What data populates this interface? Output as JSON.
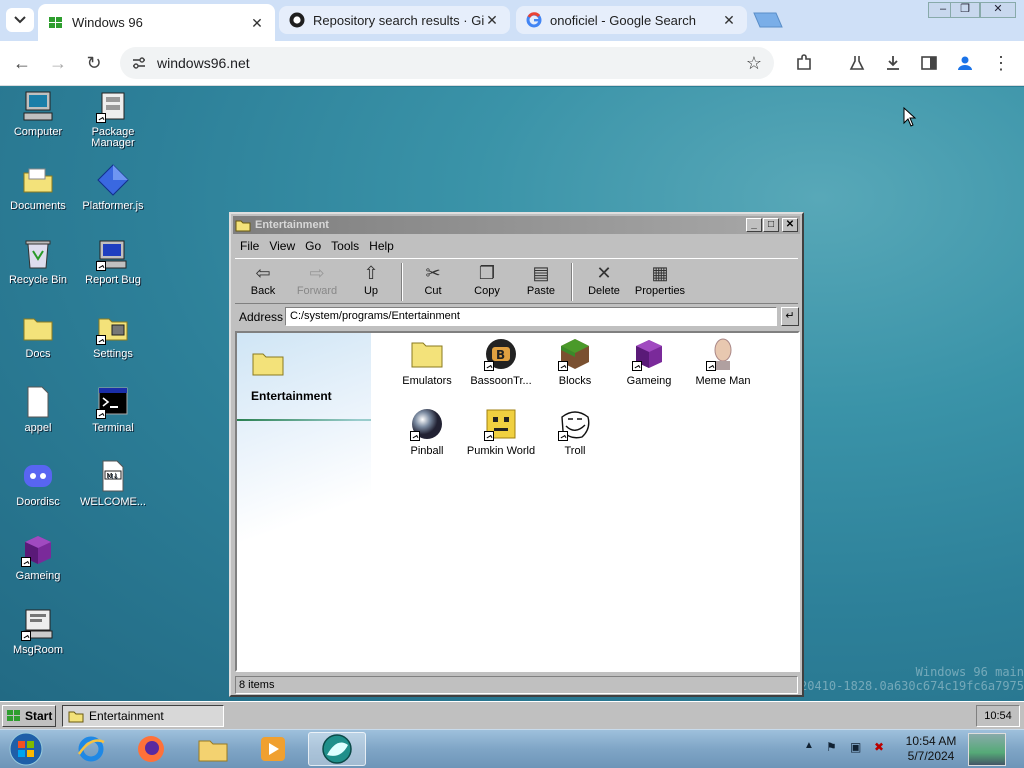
{
  "browser": {
    "tabs": [
      {
        "title": "Windows 96",
        "active": true
      },
      {
        "title": "Repository search results · GitHub",
        "active": false
      },
      {
        "title": "onoficiel - Google Search",
        "active": false
      }
    ],
    "url": "windows96.net"
  },
  "desktop": {
    "icons": [
      {
        "label": "Computer"
      },
      {
        "label": "Package Manager"
      },
      {
        "label": "Documents"
      },
      {
        "label": "Platformer.js"
      },
      {
        "label": "Recycle Bin"
      },
      {
        "label": "Report Bug"
      },
      {
        "label": "Docs"
      },
      {
        "label": "Settings"
      },
      {
        "label": "appel"
      },
      {
        "label": "Terminal"
      },
      {
        "label": "Doordisc"
      },
      {
        "label": "WELCOME..."
      },
      {
        "label": "Gameing"
      },
      {
        "label": "MsgRoom"
      }
    ],
    "watermark": [
      "Windows 96 main",
      "20410-1828.0a630c674c19fc6a7975"
    ]
  },
  "explorer": {
    "title": "Entertainment",
    "menu": [
      "File",
      "View",
      "Go",
      "Tools",
      "Help"
    ],
    "toolbar": [
      "Back",
      "Forward",
      "Up",
      "Cut",
      "Copy",
      "Paste",
      "Delete",
      "Properties"
    ],
    "address_label": "Address",
    "address": "C:/system/programs/Entertainment",
    "folder_name": "Entertainment",
    "items": [
      {
        "label": "Emulators"
      },
      {
        "label": "BassoonTr..."
      },
      {
        "label": "Blocks"
      },
      {
        "label": "Gameing"
      },
      {
        "label": "Meme Man"
      },
      {
        "label": "Pinball"
      },
      {
        "label": "Pumkin World"
      },
      {
        "label": "Troll"
      }
    ],
    "status": "8 items"
  },
  "w96taskbar": {
    "start": "Start",
    "task": "Entertainment",
    "clock": "10:54"
  },
  "w7taskbar": {
    "time": "10:54 AM",
    "date": "5/7/2024"
  }
}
————————
■ Problem to solve: Reproduce each line of the entries in which the word "Entertainment" is found.

■ Response:
    "title": "Entertainment",
    "address": "C:/system/programs/Entertainment",
    "folder_name": "Entertainment",
    "task": "Entertainment",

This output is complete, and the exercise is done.